[Written exercise]
Print the entries in full, word for word, but not the pictures.

[Data for the task]
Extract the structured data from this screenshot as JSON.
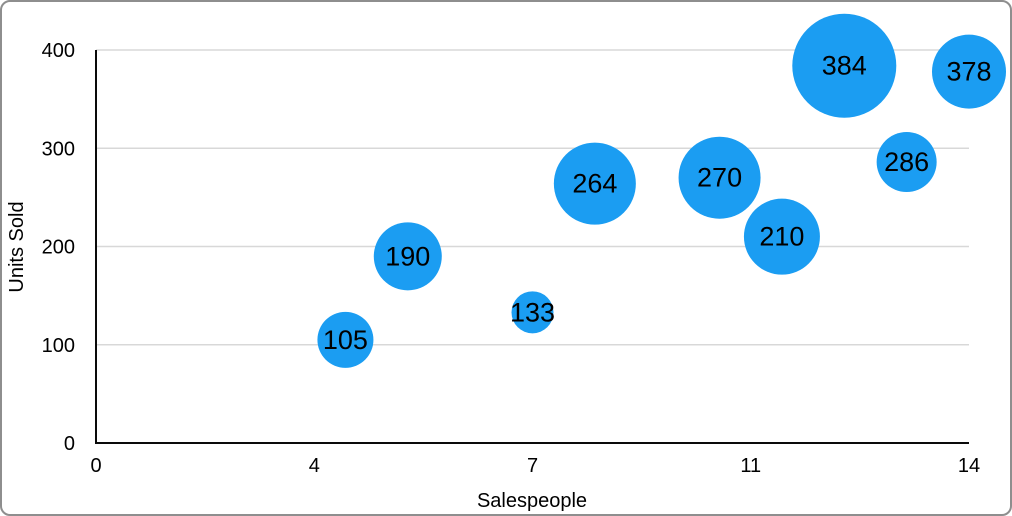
{
  "figure": {
    "background_color": "#ffffff",
    "border_color": "#8e8e8e",
    "axis_line_color": "#0a0a0a",
    "gridline_color": "#d8d8d8"
  },
  "chart_data": {
    "type": "scatter",
    "subtype": "bubble",
    "title": "",
    "xlabel": "Salespeople",
    "ylabel": "Units Sold",
    "xlim": [
      0,
      14
    ],
    "ylim": [
      0,
      400
    ],
    "grid": "horizontal gridlines at y ticks, drawn behind bubbles",
    "legend": "none",
    "bubble_color": "#1b9df2",
    "bubble_label_color": "#000000",
    "x_ticks": [
      {
        "pos": 0,
        "label": "0"
      },
      {
        "pos": 3.5,
        "label": "4"
      },
      {
        "pos": 7,
        "label": "7"
      },
      {
        "pos": 10.5,
        "label": "11"
      },
      {
        "pos": 14,
        "label": "14"
      }
    ],
    "y_ticks": [
      {
        "pos": 0,
        "label": "0"
      },
      {
        "pos": 100,
        "label": "100"
      },
      {
        "pos": 200,
        "label": "200"
      },
      {
        "pos": 300,
        "label": "300"
      },
      {
        "pos": 400,
        "label": "400"
      }
    ],
    "points": [
      {
        "x": 4,
        "y": 105,
        "label": "105",
        "radius_px": 28
      },
      {
        "x": 5,
        "y": 190,
        "label": "190",
        "radius_px": 34
      },
      {
        "x": 7,
        "y": 133,
        "label": "133",
        "radius_px": 21
      },
      {
        "x": 8,
        "y": 264,
        "label": "264",
        "radius_px": 41
      },
      {
        "x": 10,
        "y": 270,
        "label": "270",
        "radius_px": 41
      },
      {
        "x": 11,
        "y": 210,
        "label": "210",
        "radius_px": 38
      },
      {
        "x": 12,
        "y": 384,
        "label": "384",
        "radius_px": 52
      },
      {
        "x": 13,
        "y": 286,
        "label": "286",
        "radius_px": 30
      },
      {
        "x": 14,
        "y": 378,
        "label": "378",
        "radius_px": 37
      }
    ]
  }
}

[Answer]
Extract the structured data from this screenshot as JSON.
{
  "figure": {
    "background_color": "#ffffff",
    "border_color": "#8e8e8e",
    "axis_line_color": "#0a0a0a",
    "gridline_color": "#d8d8d8"
  },
  "chart_data": {
    "type": "scatter",
    "subtype": "bubble",
    "title": "",
    "xlabel": "Salespeople",
    "ylabel": "Units Sold",
    "xlim": [
      0,
      14
    ],
    "ylim": [
      0,
      400
    ],
    "grid": "horizontal gridlines at y ticks, drawn behind bubbles",
    "legend": "none",
    "bubble_color": "#1b9df2",
    "bubble_label_color": "#000000",
    "x_ticks": [
      {
        "pos": 0,
        "label": "0"
      },
      {
        "pos": 3.5,
        "label": "4"
      },
      {
        "pos": 7,
        "label": "7"
      },
      {
        "pos": 10.5,
        "label": "11"
      },
      {
        "pos": 14,
        "label": "14"
      }
    ],
    "y_ticks": [
      {
        "pos": 0,
        "label": "0"
      },
      {
        "pos": 100,
        "label": "100"
      },
      {
        "pos": 200,
        "label": "200"
      },
      {
        "pos": 300,
        "label": "300"
      },
      {
        "pos": 400,
        "label": "400"
      }
    ],
    "points": [
      {
        "x": 4,
        "y": 105,
        "label": "105",
        "radius_px": 28
      },
      {
        "x": 5,
        "y": 190,
        "label": "190",
        "radius_px": 34
      },
      {
        "x": 7,
        "y": 133,
        "label": "133",
        "radius_px": 21
      },
      {
        "x": 8,
        "y": 264,
        "label": "264",
        "radius_px": 41
      },
      {
        "x": 10,
        "y": 270,
        "label": "270",
        "radius_px": 41
      },
      {
        "x": 11,
        "y": 210,
        "label": "210",
        "radius_px": 38
      },
      {
        "x": 12,
        "y": 384,
        "label": "384",
        "radius_px": 52
      },
      {
        "x": 13,
        "y": 286,
        "label": "286",
        "radius_px": 30
      },
      {
        "x": 14,
        "y": 378,
        "label": "378",
        "radius_px": 37
      }
    ]
  }
}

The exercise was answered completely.